EXERCISE OBJECTIVE:
Determine how many lines include the string "Difference". Output that number only.

# # # # #

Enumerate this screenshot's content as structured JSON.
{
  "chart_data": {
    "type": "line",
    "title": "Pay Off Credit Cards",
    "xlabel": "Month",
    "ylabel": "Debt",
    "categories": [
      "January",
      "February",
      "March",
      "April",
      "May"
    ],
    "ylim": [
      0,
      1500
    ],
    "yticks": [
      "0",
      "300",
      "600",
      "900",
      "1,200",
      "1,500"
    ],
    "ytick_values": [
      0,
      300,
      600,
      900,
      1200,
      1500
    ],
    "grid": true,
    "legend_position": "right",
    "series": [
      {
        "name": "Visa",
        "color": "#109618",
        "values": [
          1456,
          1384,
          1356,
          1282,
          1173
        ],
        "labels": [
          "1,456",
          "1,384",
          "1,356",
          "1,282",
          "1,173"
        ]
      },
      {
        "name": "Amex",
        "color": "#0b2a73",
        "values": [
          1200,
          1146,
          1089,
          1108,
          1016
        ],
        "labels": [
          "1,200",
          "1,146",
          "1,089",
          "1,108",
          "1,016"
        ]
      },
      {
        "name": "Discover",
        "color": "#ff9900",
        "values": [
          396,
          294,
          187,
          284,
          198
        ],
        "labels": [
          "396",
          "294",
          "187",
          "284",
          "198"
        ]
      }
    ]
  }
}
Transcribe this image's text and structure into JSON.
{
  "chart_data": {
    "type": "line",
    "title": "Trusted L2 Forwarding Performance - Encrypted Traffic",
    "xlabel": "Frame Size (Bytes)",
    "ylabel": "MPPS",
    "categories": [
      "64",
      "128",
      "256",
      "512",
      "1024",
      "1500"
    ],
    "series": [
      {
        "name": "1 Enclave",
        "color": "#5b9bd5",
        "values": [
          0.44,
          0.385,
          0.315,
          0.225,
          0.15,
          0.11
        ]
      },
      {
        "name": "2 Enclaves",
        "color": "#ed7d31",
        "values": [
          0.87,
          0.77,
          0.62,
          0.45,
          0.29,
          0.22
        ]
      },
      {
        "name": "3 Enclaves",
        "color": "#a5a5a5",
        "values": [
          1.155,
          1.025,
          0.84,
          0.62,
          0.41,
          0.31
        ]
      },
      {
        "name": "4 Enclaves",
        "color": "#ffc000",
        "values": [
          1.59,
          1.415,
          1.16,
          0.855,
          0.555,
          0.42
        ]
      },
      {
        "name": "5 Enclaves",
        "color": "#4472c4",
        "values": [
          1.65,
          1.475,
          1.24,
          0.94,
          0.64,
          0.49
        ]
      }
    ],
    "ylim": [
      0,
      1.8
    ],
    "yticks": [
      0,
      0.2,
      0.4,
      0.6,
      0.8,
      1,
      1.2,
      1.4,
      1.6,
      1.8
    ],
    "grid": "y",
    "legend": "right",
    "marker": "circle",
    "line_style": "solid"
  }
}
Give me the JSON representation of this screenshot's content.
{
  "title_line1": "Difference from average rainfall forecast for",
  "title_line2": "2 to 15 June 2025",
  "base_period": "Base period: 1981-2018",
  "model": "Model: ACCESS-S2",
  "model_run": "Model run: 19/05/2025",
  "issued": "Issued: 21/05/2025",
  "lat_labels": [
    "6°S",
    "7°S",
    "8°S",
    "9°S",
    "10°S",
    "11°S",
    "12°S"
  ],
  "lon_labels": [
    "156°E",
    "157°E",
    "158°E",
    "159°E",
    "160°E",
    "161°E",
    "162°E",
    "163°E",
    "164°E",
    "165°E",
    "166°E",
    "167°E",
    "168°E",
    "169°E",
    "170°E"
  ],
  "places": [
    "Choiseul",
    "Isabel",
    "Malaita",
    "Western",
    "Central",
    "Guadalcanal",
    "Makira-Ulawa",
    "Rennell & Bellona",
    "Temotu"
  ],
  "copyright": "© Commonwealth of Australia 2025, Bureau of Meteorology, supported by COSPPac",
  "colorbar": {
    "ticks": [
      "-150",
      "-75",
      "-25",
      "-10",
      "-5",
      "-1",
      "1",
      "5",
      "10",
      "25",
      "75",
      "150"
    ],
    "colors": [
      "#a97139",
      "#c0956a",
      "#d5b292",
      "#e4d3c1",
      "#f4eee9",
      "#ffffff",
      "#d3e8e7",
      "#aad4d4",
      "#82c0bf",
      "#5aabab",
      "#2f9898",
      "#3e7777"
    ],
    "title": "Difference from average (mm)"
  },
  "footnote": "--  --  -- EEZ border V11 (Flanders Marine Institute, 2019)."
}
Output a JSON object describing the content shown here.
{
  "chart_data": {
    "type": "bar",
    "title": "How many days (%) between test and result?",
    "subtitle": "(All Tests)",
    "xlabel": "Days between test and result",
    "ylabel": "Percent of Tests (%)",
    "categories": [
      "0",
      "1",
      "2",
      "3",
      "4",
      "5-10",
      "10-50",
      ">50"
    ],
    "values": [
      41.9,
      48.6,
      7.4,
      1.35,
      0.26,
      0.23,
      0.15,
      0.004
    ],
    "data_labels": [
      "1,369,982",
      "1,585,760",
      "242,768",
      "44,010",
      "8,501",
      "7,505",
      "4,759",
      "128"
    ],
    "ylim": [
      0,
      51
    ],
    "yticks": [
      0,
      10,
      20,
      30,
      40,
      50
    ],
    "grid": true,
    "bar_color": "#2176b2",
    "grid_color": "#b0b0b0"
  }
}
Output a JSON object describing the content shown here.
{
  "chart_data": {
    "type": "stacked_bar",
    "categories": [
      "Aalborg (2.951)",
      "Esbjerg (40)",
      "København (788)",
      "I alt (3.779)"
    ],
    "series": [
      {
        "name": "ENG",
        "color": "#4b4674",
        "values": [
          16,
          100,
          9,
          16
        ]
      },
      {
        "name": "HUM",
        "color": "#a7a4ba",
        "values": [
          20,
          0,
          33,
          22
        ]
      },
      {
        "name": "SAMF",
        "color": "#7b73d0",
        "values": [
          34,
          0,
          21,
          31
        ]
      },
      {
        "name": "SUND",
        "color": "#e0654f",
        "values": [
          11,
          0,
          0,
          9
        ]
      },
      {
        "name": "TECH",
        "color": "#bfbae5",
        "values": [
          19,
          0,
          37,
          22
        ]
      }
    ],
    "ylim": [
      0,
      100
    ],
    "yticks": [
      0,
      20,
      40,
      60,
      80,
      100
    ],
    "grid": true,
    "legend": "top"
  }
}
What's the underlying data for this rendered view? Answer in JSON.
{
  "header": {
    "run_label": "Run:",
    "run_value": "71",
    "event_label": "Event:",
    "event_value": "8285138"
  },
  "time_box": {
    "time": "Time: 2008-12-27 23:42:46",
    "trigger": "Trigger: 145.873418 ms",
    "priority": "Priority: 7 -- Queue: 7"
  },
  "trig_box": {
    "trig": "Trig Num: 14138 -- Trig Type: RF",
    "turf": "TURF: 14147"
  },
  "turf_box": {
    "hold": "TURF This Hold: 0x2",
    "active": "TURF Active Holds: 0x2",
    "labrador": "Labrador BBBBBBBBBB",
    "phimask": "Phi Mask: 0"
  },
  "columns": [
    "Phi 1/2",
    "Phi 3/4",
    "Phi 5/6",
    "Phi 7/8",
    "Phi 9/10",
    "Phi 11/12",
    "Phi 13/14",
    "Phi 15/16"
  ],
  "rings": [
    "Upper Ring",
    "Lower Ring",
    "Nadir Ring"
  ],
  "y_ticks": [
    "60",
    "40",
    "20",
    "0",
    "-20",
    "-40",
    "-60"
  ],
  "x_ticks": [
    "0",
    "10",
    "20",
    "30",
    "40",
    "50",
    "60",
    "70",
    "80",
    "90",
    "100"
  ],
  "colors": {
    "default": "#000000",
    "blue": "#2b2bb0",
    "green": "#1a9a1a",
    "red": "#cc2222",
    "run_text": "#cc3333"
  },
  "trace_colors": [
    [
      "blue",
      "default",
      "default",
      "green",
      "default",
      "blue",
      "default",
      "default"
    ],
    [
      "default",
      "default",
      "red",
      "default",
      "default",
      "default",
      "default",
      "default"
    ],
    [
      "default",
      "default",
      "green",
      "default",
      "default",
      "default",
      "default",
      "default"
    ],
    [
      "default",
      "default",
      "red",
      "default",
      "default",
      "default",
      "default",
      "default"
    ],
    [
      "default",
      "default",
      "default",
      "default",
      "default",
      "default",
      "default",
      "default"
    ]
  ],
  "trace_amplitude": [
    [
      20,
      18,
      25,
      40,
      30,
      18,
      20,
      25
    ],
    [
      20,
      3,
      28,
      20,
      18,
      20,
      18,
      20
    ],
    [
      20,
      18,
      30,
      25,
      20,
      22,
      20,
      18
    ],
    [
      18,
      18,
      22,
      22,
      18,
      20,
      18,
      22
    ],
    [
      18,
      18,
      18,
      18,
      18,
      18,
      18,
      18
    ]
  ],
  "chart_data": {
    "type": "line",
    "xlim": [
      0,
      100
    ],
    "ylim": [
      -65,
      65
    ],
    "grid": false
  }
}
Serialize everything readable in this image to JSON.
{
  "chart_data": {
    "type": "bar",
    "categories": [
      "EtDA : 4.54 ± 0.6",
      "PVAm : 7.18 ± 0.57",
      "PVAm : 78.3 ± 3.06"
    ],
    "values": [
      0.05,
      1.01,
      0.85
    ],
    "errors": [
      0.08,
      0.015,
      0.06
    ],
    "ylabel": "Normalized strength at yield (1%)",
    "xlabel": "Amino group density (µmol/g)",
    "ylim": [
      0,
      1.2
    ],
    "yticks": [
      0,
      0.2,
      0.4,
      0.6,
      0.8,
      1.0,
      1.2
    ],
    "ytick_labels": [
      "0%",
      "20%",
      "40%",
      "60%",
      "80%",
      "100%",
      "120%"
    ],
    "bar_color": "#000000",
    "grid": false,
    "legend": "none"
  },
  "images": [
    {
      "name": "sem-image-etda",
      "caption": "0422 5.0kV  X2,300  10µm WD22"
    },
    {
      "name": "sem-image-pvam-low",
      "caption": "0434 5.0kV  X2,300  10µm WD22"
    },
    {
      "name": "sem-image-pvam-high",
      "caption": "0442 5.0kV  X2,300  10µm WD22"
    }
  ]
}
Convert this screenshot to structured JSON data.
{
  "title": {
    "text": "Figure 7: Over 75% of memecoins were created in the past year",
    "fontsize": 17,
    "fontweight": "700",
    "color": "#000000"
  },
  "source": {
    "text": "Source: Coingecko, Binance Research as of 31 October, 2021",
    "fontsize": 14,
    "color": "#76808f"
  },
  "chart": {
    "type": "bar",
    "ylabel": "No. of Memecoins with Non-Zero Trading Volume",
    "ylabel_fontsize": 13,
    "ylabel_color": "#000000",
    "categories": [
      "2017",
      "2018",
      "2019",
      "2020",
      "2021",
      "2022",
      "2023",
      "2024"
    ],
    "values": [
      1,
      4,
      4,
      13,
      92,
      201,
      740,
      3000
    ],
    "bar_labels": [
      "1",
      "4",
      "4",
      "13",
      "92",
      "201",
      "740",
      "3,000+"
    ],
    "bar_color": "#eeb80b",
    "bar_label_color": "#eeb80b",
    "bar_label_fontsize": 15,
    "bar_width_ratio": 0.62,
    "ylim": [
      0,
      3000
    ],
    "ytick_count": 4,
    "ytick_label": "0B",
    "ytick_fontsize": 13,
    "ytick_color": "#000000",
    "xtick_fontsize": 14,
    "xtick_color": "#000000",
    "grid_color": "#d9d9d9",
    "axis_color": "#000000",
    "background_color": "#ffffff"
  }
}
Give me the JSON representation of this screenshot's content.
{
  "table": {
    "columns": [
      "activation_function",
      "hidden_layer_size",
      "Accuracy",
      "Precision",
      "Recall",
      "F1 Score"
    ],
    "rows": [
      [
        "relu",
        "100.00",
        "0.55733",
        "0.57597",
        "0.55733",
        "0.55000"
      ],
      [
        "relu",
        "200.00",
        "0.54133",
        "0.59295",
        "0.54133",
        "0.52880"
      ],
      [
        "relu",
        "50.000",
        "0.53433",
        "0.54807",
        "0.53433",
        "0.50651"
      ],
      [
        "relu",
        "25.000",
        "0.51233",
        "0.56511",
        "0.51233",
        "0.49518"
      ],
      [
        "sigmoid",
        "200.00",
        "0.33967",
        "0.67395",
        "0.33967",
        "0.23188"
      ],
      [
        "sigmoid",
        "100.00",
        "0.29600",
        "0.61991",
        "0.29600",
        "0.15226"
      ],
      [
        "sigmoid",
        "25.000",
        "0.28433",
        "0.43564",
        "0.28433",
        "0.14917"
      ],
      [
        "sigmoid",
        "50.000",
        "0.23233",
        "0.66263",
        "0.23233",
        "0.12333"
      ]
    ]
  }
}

# # # # #

TASK RESULT:
2